Dataset excerpts
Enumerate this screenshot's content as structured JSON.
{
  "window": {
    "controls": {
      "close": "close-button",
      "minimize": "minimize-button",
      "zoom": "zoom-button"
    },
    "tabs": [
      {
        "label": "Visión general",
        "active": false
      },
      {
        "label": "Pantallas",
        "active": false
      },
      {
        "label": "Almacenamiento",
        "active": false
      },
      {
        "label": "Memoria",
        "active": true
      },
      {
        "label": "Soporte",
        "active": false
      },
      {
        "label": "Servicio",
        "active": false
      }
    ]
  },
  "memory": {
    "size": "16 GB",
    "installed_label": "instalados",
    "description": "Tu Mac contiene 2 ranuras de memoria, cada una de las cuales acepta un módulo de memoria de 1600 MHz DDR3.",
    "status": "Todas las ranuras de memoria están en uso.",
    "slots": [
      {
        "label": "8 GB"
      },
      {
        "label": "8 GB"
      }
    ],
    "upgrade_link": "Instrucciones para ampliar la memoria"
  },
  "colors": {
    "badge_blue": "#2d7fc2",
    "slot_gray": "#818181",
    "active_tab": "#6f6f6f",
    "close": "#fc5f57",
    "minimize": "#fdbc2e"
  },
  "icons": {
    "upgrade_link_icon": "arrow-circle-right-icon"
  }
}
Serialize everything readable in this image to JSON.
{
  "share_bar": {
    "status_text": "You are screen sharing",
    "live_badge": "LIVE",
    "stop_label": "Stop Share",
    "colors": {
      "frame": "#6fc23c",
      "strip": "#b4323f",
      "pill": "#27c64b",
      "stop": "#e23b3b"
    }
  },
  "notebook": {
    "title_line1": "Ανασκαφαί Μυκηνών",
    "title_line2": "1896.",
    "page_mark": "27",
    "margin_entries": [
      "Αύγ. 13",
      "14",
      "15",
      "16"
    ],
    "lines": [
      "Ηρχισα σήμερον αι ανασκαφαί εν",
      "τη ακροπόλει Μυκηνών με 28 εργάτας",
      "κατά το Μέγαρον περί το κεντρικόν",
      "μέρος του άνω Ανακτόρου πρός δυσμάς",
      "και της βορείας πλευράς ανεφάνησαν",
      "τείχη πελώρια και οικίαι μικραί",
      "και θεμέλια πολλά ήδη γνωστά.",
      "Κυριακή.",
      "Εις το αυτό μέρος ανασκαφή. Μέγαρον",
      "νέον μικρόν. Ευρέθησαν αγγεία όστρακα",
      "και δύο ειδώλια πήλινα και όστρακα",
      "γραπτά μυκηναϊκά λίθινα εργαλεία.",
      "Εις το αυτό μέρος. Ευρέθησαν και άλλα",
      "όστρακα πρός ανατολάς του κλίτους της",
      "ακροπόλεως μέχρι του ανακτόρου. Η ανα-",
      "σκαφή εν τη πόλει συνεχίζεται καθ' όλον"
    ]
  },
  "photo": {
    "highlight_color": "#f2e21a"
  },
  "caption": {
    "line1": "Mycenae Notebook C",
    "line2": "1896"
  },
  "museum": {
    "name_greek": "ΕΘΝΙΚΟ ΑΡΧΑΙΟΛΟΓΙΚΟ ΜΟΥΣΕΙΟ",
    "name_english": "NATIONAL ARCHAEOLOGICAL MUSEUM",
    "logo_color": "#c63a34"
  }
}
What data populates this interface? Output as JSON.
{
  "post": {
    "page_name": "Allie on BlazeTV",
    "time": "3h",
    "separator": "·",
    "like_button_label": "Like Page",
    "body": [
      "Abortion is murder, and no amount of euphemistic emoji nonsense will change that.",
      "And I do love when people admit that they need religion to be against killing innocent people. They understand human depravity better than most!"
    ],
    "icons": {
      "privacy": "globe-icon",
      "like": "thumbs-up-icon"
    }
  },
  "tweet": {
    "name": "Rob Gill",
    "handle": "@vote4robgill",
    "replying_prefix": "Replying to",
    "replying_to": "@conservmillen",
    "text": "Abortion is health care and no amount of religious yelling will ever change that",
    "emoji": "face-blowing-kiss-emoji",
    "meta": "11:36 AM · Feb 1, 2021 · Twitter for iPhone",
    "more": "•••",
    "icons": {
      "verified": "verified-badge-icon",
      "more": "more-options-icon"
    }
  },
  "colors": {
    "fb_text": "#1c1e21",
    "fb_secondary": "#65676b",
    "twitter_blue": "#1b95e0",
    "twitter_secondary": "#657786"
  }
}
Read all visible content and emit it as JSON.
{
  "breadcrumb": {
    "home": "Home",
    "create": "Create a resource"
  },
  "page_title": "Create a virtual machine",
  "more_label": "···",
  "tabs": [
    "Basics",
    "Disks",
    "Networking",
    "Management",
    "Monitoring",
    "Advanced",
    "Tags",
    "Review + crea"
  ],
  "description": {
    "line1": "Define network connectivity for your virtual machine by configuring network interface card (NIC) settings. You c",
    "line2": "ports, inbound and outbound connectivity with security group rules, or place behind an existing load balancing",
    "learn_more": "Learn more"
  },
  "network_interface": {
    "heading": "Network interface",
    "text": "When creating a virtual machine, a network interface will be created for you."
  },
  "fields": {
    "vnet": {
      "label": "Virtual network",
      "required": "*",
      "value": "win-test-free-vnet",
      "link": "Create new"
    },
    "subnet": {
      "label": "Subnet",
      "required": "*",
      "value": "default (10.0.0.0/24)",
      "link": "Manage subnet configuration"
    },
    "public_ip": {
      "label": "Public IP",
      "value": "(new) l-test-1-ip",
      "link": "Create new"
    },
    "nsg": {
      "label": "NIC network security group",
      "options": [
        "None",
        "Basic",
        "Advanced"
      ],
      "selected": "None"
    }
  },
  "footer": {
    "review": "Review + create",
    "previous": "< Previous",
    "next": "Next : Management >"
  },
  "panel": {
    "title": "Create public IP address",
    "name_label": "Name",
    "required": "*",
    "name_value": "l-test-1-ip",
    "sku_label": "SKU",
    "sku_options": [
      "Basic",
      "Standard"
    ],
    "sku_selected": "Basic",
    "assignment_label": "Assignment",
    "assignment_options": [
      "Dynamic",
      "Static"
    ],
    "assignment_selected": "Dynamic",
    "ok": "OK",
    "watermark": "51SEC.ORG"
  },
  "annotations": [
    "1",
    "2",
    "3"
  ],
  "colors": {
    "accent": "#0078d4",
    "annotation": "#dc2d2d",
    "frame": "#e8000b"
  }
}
* * *
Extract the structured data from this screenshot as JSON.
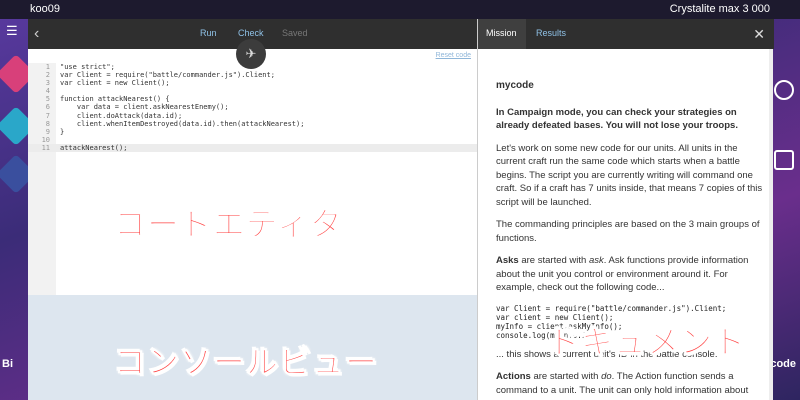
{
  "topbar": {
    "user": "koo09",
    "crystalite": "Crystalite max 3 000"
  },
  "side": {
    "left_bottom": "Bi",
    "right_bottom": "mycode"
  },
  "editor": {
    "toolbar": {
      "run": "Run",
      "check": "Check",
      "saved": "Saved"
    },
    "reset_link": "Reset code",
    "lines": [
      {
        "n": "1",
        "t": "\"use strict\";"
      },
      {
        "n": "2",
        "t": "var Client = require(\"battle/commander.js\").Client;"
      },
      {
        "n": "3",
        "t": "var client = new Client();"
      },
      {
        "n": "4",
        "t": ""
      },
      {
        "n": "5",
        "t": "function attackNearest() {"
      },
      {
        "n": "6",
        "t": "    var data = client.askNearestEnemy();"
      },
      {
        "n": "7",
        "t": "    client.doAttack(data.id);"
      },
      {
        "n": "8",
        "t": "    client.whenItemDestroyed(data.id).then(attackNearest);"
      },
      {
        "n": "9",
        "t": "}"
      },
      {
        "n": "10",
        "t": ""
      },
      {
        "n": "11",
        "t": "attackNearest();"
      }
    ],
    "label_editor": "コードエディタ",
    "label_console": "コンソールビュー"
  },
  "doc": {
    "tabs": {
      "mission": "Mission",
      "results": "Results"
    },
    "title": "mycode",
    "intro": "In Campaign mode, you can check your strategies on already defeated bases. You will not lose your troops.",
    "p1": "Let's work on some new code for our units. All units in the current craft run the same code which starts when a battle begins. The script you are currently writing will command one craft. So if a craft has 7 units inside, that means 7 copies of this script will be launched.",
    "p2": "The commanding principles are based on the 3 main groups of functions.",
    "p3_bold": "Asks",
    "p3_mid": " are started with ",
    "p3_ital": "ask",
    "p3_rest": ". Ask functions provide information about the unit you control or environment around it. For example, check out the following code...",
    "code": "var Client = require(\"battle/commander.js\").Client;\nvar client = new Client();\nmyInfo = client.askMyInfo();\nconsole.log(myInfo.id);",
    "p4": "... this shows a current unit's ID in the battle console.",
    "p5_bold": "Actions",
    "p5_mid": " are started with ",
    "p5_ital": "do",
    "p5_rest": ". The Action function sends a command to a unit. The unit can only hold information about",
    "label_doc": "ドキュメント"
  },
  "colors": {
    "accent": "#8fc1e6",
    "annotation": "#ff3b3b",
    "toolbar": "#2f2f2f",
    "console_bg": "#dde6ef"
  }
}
---
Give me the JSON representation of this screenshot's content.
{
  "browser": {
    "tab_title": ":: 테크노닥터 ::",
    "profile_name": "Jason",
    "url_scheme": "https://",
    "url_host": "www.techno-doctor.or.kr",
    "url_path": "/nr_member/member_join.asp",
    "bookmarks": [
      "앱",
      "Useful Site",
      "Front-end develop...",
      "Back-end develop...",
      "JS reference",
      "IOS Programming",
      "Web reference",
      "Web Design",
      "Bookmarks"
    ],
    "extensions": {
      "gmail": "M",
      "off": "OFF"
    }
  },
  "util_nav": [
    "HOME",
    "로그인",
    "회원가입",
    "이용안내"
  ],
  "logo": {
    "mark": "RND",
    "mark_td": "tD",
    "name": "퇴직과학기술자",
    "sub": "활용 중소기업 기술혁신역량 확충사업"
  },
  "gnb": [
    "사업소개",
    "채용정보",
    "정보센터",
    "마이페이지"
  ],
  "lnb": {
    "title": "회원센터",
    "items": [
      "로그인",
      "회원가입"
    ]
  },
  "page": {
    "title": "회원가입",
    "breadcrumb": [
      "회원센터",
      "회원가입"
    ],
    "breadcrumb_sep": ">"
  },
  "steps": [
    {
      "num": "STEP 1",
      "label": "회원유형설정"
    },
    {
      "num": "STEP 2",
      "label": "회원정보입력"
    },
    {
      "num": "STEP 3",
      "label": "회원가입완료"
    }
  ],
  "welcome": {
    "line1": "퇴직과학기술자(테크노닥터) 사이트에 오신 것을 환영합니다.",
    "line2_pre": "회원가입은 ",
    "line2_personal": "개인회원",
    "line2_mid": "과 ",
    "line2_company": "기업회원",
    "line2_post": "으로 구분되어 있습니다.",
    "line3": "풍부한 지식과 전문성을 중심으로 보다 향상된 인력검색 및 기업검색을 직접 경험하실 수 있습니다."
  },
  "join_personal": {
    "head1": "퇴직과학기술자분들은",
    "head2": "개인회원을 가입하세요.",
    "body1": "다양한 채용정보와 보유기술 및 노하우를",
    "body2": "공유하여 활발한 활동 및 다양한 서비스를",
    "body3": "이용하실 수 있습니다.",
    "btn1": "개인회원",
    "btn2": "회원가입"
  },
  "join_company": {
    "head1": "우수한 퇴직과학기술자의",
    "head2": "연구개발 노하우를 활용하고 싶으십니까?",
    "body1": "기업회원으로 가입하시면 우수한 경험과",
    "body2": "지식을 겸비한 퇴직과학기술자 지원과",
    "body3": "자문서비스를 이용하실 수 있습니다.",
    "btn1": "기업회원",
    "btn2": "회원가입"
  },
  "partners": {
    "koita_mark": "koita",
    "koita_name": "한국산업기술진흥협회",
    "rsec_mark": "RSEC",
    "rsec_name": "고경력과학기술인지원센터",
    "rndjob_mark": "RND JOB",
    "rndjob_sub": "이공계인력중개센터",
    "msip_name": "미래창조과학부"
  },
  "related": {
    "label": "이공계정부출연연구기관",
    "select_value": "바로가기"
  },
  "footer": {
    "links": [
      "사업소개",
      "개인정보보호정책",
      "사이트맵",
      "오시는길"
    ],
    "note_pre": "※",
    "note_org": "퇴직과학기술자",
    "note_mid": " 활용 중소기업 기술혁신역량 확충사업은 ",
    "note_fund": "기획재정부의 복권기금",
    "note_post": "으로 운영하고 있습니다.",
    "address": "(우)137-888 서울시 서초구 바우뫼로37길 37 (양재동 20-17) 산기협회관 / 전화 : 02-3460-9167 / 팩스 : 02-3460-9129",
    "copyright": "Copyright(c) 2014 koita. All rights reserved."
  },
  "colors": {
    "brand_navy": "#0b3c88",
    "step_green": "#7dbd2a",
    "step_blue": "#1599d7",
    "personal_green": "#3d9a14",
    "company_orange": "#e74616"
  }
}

● **Set exercise**
Tally the lines of the material above that contain the word "αυτό" and report the total alone.

● **Finished task**
2